* Start PROVIDED ENTRIES *

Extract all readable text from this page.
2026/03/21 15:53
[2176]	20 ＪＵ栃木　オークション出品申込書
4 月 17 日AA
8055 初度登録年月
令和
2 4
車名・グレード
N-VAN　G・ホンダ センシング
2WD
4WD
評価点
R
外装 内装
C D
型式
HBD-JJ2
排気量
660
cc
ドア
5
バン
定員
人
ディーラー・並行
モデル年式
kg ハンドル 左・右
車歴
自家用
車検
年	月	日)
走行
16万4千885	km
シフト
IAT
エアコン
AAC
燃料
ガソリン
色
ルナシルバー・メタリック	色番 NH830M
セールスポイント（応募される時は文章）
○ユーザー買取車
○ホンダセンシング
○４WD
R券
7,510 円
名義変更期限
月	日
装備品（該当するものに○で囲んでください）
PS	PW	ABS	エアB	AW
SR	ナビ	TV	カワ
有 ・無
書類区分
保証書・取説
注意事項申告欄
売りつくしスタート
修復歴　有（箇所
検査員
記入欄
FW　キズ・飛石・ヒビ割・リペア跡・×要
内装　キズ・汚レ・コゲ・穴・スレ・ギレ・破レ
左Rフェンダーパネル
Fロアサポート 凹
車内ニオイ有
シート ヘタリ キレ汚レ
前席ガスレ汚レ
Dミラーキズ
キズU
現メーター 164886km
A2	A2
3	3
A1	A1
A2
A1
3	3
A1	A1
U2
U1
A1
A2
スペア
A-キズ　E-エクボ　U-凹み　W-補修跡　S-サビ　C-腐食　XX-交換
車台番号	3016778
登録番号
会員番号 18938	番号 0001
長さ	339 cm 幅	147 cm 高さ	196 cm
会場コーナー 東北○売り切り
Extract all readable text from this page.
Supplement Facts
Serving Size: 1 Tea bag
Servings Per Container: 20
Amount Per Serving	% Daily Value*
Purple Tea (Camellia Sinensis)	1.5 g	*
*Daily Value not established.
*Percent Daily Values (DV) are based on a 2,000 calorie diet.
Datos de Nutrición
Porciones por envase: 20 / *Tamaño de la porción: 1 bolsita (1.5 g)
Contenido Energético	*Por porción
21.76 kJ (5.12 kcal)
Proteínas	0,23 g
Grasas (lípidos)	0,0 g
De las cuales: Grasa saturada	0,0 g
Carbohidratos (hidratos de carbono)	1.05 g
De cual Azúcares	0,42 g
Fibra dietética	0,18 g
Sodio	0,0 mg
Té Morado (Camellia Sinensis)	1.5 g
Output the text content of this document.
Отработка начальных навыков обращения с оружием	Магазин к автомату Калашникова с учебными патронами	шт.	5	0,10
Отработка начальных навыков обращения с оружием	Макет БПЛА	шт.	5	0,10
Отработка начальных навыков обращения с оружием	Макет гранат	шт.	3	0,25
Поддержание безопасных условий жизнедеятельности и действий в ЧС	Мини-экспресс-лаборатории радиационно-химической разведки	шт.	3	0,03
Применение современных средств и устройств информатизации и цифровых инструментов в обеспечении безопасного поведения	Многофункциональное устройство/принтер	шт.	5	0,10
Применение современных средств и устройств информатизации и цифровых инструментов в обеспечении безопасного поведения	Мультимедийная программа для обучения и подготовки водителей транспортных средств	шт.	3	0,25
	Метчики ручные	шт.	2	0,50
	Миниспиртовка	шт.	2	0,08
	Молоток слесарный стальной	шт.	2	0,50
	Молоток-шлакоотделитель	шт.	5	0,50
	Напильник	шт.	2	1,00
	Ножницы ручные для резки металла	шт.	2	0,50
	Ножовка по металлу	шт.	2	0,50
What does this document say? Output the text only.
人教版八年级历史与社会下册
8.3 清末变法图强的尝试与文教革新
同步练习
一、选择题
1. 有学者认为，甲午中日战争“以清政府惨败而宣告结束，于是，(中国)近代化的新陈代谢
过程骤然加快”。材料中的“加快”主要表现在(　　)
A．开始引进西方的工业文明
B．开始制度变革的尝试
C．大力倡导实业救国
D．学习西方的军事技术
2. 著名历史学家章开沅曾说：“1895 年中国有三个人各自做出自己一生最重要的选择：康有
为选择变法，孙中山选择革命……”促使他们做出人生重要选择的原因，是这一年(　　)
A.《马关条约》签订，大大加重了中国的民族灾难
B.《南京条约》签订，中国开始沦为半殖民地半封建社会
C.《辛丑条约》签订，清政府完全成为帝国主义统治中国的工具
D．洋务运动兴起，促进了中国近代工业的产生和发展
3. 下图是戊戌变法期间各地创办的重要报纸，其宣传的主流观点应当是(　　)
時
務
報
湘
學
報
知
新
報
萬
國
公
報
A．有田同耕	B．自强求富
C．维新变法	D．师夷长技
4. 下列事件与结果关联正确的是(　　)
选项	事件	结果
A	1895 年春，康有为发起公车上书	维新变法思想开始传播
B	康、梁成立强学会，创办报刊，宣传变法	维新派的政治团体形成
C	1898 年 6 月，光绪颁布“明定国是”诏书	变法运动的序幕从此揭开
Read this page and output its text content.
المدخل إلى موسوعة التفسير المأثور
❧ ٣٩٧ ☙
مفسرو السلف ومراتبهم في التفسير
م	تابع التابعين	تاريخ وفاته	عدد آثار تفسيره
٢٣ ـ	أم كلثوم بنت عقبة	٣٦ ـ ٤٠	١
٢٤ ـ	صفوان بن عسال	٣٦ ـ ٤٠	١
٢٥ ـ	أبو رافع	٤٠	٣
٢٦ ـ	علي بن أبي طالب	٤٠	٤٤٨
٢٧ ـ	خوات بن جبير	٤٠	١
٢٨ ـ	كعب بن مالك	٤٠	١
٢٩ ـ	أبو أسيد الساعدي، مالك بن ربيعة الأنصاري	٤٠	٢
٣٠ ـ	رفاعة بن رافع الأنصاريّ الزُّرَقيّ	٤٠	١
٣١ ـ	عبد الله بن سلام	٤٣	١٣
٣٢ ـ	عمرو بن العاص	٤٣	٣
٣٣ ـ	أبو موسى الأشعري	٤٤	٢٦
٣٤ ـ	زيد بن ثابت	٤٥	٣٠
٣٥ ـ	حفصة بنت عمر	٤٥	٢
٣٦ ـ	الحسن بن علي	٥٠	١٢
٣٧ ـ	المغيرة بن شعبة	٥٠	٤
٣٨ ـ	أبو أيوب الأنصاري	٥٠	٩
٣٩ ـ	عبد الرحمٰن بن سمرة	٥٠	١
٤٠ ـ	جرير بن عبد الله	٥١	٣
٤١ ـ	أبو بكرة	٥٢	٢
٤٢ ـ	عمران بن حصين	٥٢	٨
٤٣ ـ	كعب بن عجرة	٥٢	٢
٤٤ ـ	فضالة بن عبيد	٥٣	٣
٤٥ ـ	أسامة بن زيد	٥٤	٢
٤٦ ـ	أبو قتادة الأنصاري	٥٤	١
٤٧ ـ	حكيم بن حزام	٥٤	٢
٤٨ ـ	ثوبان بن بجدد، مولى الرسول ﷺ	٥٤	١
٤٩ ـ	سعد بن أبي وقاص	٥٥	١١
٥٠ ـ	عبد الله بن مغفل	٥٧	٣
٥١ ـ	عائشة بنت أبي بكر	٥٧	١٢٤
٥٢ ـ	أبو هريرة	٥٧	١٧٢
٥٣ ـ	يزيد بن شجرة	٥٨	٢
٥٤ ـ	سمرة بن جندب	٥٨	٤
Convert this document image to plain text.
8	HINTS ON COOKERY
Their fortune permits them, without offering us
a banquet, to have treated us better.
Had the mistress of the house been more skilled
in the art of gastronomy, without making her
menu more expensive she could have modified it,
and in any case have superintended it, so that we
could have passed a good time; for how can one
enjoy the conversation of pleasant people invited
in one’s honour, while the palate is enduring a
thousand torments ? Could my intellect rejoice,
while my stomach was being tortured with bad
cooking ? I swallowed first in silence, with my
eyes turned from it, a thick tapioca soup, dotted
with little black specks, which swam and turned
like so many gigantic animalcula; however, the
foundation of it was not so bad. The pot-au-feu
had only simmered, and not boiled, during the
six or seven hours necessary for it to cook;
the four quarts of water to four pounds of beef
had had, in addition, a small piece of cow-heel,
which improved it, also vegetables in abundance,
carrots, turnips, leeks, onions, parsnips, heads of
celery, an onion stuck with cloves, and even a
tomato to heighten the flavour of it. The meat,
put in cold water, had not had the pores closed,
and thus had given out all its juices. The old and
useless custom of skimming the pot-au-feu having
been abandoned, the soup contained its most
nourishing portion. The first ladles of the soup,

* End PROVIDED ENTRIES *

From the entries above, copy every line that holds the word "رافع".

٢٥ ـ	أبو رافع	٤٠	٣
٣٠ ـ	رفاعة بن رافع الأنصاريّ الزُّرَقيّ	٤٠	١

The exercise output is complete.